Exactly repeat the material, dropping every picture from the copy.

___ SUPPLIED MATERIAL ___

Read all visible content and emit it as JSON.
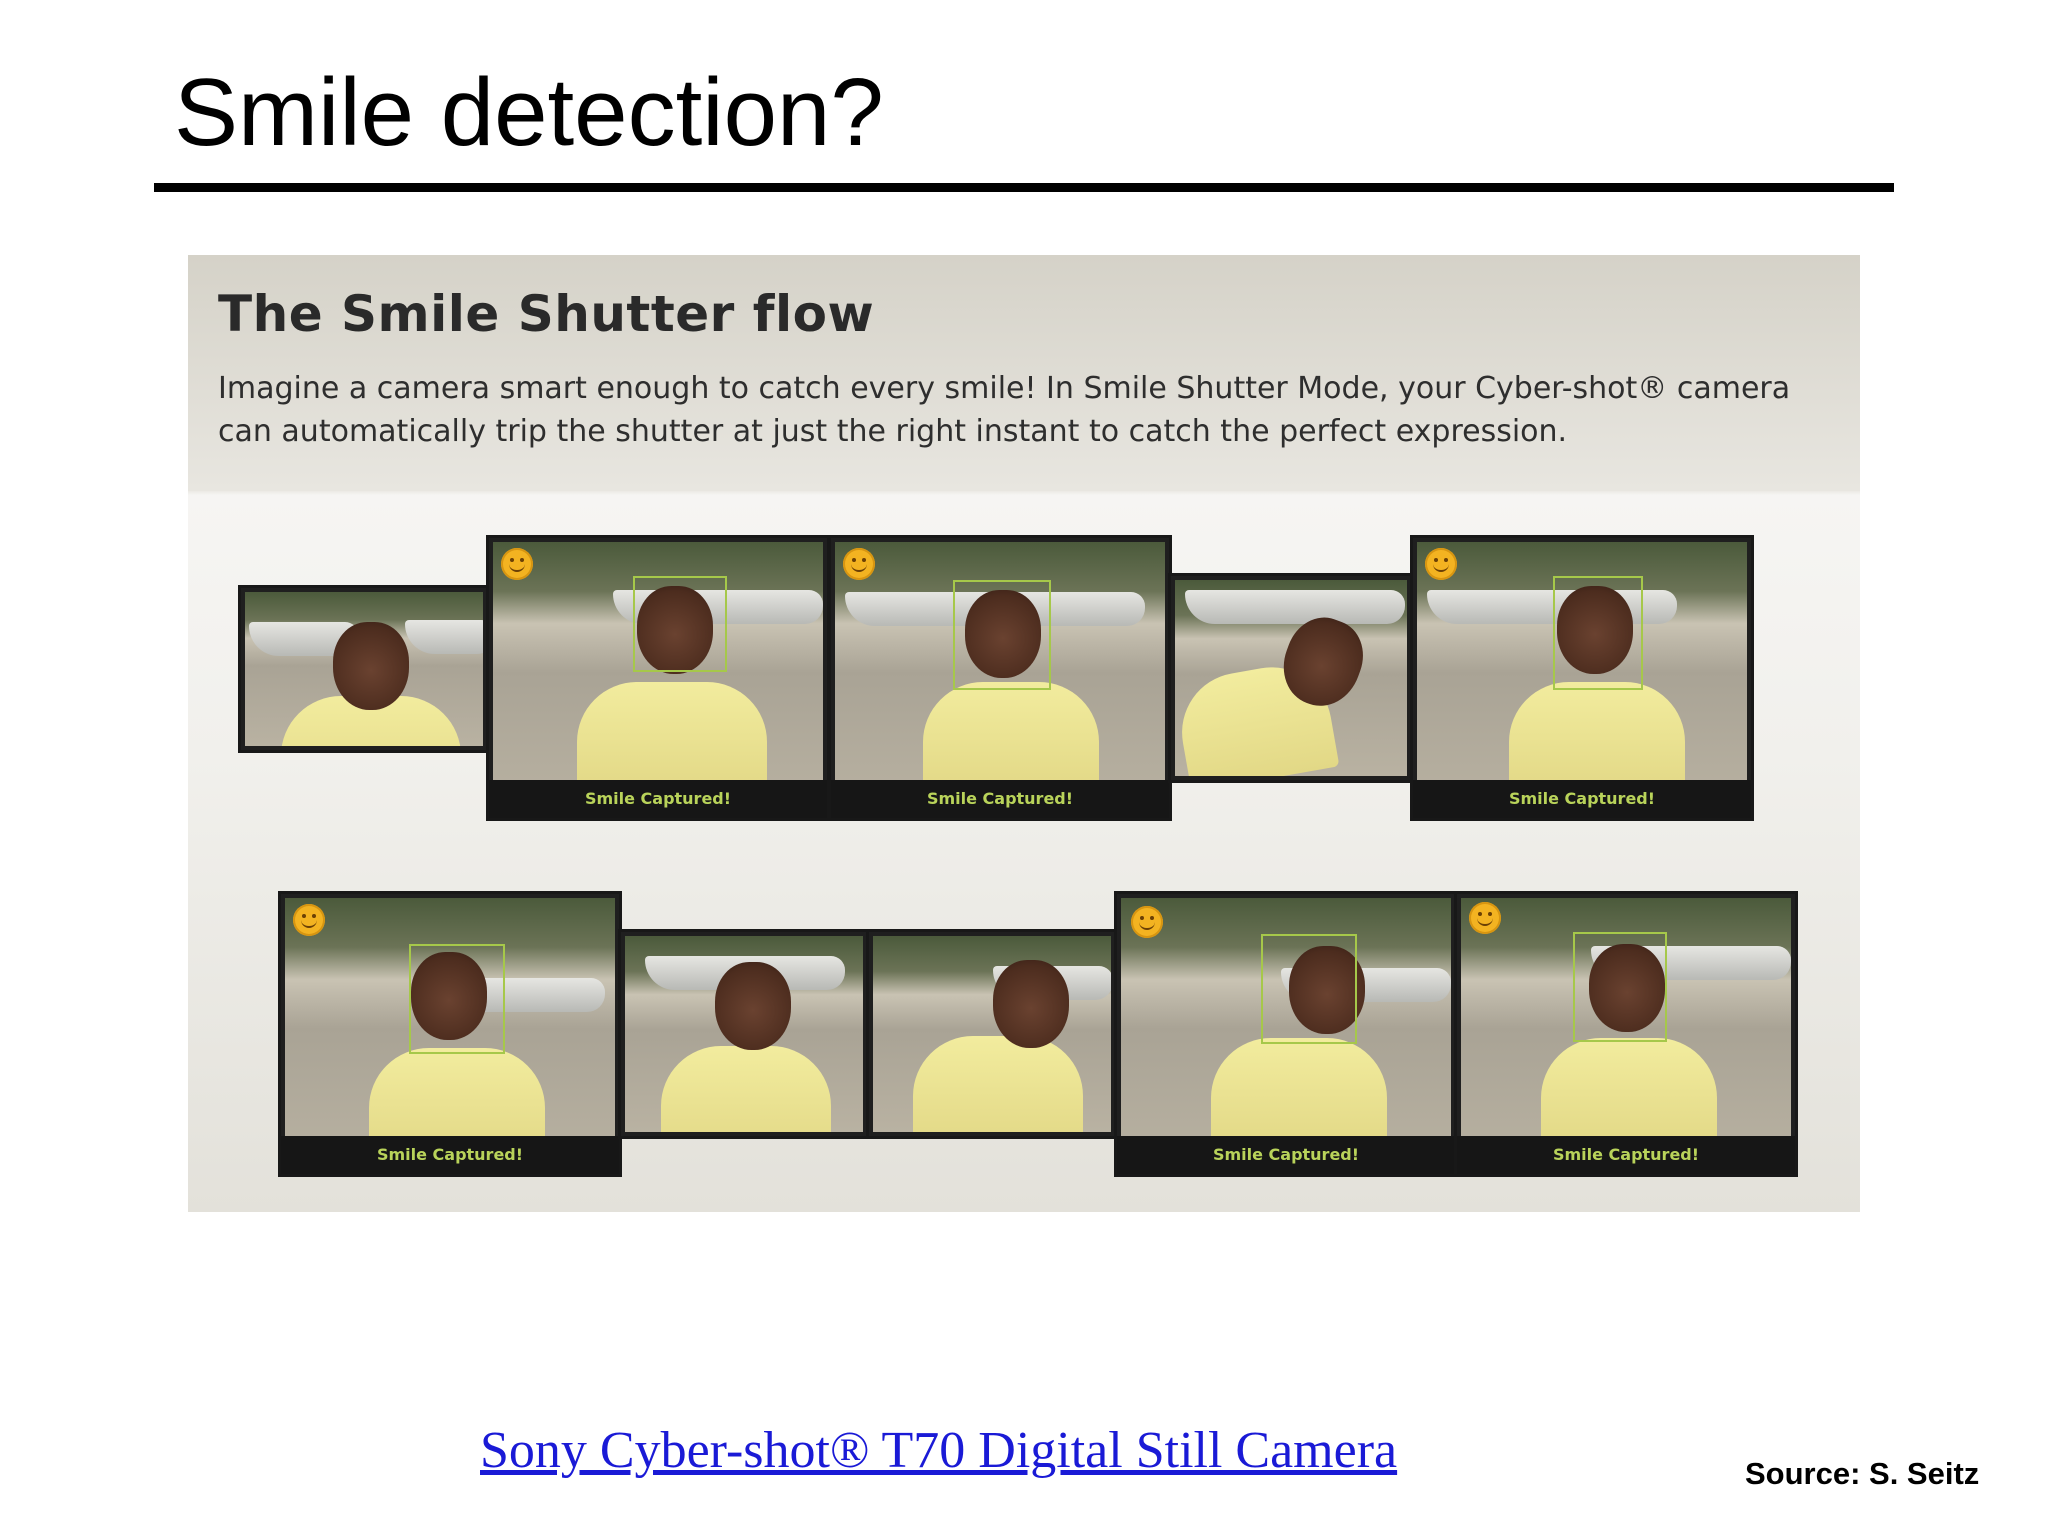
{
  "slide": {
    "title": "Smile detection?",
    "source_link": "Sony Cyber-shot® T70 Digital Still Camera ",
    "source_credit": "Source: S. Seitz"
  },
  "panel": {
    "title": "The Smile Shutter flow",
    "description": "Imagine a camera smart enough to catch every smile! In Smile Shutter Mode, your Cyber-shot® camera can automatically trip the shutter at just the right instant to catch the perfect expression."
  },
  "frames": {
    "caption": "Smile Captured!"
  },
  "colors": {
    "link": "#1a1ad6",
    "focus_box": "#a6c84a",
    "caption_text": "#b9d35a",
    "smile_icon": "#f3b321"
  },
  "icons": {
    "smile": "smiley-face-icon"
  }
}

___

EXERCISE ANSWER →
Read all visible content and emit it as JSON.
{
  "slide": {
    "title": "Smile detection?",
    "source_link": "Sony Cyber-shot® T70 Digital Still Camera ",
    "source_credit": "Source: S. Seitz"
  },
  "panel": {
    "title": "The Smile Shutter flow",
    "description": "Imagine a camera smart enough to catch every smile! In Smile Shutter Mode, your Cyber-shot® camera can automatically trip the shutter at just the right instant to catch the perfect expression."
  },
  "frames": {
    "caption": "Smile Captured!"
  },
  "colors": {
    "link": "#1a1ad6",
    "focus_box": "#a6c84a",
    "caption_text": "#b9d35a",
    "smile_icon": "#f3b321"
  },
  "icons": {
    "smile": "smiley-face-icon"
  }
}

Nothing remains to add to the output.